# Challenge
Convert each line of the material below into a JSON list of strings, with one string per line and no blank lines.
== Dataset extract ==
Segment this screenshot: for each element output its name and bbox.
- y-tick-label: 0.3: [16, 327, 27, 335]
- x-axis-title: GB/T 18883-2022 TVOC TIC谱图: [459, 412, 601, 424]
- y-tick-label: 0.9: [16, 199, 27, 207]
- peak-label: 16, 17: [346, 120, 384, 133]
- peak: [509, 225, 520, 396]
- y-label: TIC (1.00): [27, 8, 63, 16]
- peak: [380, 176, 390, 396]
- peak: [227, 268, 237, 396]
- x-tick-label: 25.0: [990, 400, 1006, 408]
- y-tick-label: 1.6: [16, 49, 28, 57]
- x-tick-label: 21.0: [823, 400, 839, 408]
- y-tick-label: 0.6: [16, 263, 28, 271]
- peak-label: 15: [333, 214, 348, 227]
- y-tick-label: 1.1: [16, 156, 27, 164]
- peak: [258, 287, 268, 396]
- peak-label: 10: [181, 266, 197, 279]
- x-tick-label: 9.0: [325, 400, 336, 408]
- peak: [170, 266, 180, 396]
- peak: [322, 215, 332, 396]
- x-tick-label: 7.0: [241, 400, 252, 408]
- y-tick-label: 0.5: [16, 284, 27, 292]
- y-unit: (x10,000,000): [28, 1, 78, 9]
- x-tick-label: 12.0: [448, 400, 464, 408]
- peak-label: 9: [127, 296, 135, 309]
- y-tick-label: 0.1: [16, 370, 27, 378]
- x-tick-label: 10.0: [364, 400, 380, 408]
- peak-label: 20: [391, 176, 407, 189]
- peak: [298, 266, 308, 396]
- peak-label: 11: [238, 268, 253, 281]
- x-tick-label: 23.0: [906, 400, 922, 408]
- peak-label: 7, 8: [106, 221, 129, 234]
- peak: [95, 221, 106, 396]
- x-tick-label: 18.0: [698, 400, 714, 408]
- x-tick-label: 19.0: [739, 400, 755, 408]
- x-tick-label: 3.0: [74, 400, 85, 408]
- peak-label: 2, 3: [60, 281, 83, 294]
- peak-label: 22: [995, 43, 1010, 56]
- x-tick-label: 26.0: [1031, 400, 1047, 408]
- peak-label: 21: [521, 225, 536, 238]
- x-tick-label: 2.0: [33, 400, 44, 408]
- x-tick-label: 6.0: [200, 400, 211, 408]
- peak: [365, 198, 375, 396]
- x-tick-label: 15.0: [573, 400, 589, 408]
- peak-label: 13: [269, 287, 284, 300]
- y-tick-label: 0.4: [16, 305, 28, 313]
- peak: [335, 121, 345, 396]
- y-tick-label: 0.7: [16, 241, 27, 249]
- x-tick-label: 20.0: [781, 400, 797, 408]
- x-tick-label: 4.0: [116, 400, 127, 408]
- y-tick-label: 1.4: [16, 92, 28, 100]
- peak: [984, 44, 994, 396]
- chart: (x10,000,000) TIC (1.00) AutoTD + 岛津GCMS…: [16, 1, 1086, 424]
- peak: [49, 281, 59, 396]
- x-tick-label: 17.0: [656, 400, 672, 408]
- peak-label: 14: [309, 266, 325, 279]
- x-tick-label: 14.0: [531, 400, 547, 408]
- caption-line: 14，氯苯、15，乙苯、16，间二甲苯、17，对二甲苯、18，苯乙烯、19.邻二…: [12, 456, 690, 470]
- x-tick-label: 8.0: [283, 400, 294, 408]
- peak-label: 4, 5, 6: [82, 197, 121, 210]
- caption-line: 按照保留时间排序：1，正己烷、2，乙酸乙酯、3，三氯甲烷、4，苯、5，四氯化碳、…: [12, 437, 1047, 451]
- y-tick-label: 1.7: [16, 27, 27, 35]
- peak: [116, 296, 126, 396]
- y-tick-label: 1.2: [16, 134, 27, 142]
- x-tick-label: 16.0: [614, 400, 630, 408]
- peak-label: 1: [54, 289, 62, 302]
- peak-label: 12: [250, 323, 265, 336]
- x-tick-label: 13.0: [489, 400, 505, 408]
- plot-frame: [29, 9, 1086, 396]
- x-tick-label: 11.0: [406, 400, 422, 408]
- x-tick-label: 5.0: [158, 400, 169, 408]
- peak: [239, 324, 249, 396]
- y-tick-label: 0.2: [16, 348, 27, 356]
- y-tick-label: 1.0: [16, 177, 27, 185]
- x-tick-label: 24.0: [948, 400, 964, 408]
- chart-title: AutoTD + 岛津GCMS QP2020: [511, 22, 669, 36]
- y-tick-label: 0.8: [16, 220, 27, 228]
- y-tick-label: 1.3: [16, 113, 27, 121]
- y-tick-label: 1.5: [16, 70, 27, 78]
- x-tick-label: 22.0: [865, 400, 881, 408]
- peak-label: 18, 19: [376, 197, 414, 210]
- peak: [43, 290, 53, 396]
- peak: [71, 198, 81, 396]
===
# Task answer
[
  "Segment this screenshot: for each element output its name and bbox.",
  "- y-tick-label: 0.3: [16, 327, 27, 335]",
  "- x-axis-title: GB/T 18883-2022 TVOC TIC谱图: [459, 412, 601, 424]",
  "- y-tick-label: 0.9: [16, 199, 27, 207]",
  "- peak-label: 16, 17: [346, 120, 384, 133]",
  "- peak: [509, 225, 520, 396]",
  "- y-label: TIC (1.00): [27, 8, 63, 16]",
  "- peak: [380, 176, 390, 396]",
  "- peak: [227, 268, 237, 396]",
  "- x-tick-label: 25.0: [990, 400, 1006, 408]",
  "- y-tick-label: 1.6: [16, 49, 28, 57]",
  "- x-tick-label: 21.0: [823, 400, 839, 408]",
  "- y-tick-label: 0.6: [16, 263, 28, 271]",
  "- peak-label: 15: [333, 214, 348, 227]",
  "- y-tick-label: 1.1: [16, 156, 27, 164]",
  "- peak: [258, 287, 268, 396]",
  "- peak-label: 10: [181, 266, 197, 279]",
  "- x-tick-label: 9.0: [325, 400, 336, 408]",
  "- peak: [170, 266, 180, 396]",
  "- peak: [322, 215, 332, 396]",
  "- x-tick-label: 7.0: [241, 400, 252, 408]",
  "- y-tick-label: 0.5: [16, 284, 27, 292]",
  "- y-unit: (x10,000,000): [28, 1, 78, 9]",
  "- x-tick-label: 12.0: [448, 400, 464, 408]",
  "- peak-label: 9: [127, 296, 135, 309]",
  "- y-tick-label: 0.1: [16, 370, 27, 378]",
  "- x-tick-label: 10.0: [364, 400, 380, 408]",
  "- peak-label: 20: [391, 176, 407, 189]",
  "- peak: [298, 266, 308, 396]",
  "- peak-label: 11: [238, 268, 253, 281]",
  "- x-tick-label: 23.0: [906, 400, 922, 408]",
  "- peak-label: 7, 8: [106, 221, 129, 234]",
  "- peak: [95, 221, 106, 396]",
  "- x-tick-label: 18.0: [698, 400, 714, 408]",
  "- x-tick-label: 19.0: [739, 400, 755, 408]",
  "- x-tick-label: 3.0: [74, 400, 85, 408]",
  "- peak-label: 2, 3: [60, 281, 83, 294]",
  "- peak-label: 22: [995, 43, 1010, 56]",
  "- x-tick-label: 26.0: [1031, 400, 1047, 408]",
  "- peak-label: 21: [521, 225, 536, 238]",
  "- x-tick-label: 2.0: [33, 400, 44, 408]",
  "- x-tick-label: 6.0: [200, 400, 211, 408]",
  "- peak: [365, 198, 375, 396]",
  "- x-tick-label: 15.0: [573, 400, 589, 408]",
  "- peak-label: 13: [269, 287, 284, 300]",
  "- y-tick-label: 0.4: [16, 305, 28, 313]",
  "- peak: [335, 121, 345, 396]",
  "- y-tick-label: 0.7: [16, 241, 27, 249]",
  "- x-tick-label: 20.0: [781, 400, 797, 408]",
  "- x-tick-label: 4.0: [116, 400, 127, 408]",
  "- y-tick-label: 1.4: [16, 92, 28, 100]",
  "- peak: [984, 44, 994, 396]",
  "- chart: (x10,000,000) TIC (1.00) AutoTD + 岛津GCMS…: [16, 1, 1086, 424]",
  "- peak: [49, 281, 59, 396]",
  "- x-tick-label: 17.0: [656, 400, 672, 408]",
  "- peak-label: 14: [309, 266, 325, 279]",
  "- x-tick-label: 14.0: [531, 400, 547, 408]",
  "- caption-line: 14，氯苯、15，乙苯、16，间二甲苯、17，对二甲苯、18，苯乙烯、19.邻二…: [12, 456, 690, 470]",
  "- x-tick-label: 8.0: [283, 400, 294, 408]",
  "- peak-label: 4, 5, 6: [82, 197, 121, 210]",
  "- caption-line: 按照保留时间排序：1，正己烷、2，乙酸乙酯、3，三氯甲烷、4，苯、5，四氯化碳、…: [12, 437, 1047, 451]",
  "- y-tick-label: 1.7: [16, 27, 27, 35]",
  "- peak: [116, 296, 126, 396]",
  "- y-tick-label: 1.2: [16, 134, 27, 142]",
  "- x-tick-label: 16.0: [614, 400, 630, 408]",
  "- peak-label: 1: [54, 289, 62, 302]",
  "- peak-label: 12: [250, 323, 265, 336]",
  "- x-tick-label: 13.0: [489, 400, 505, 408]",
  "- plot-frame: [29, 9, 1086, 396]",
  "- x-tick-label: 11.0: [406, 400, 422, 408]",
  "- x-tick-label: 5.0: [158, 400, 169, 408]",
  "- peak: [239, 324, 249, 396]",
  "- y-tick-label: 0.2: [16, 348, 27, 356]",
  "- y-tick-label: 1.0: [16, 177, 27, 185]",
  "- x-tick-label: 24.0: [948, 400, 964, 408]",
  "- chart-title: AutoTD + 岛津GCMS QP2020: [511, 22, 669, 36]",
  "- y-tick-label: 0.8: [16, 220, 27, 228]",
  "- y-tick-label: 1.3: [16, 113, 27, 121]",
  "- y-tick-label: 1.5: [16, 70, 27, 78]",
  "- x-tick-label: 22.0: [865, 400, 881, 408]",
  "- peak-label: 18, 19: [376, 197, 414, 210]",
  "- peak: [43, 290, 53, 396]",
  "- peak: [71, 198, 81, 396]"
]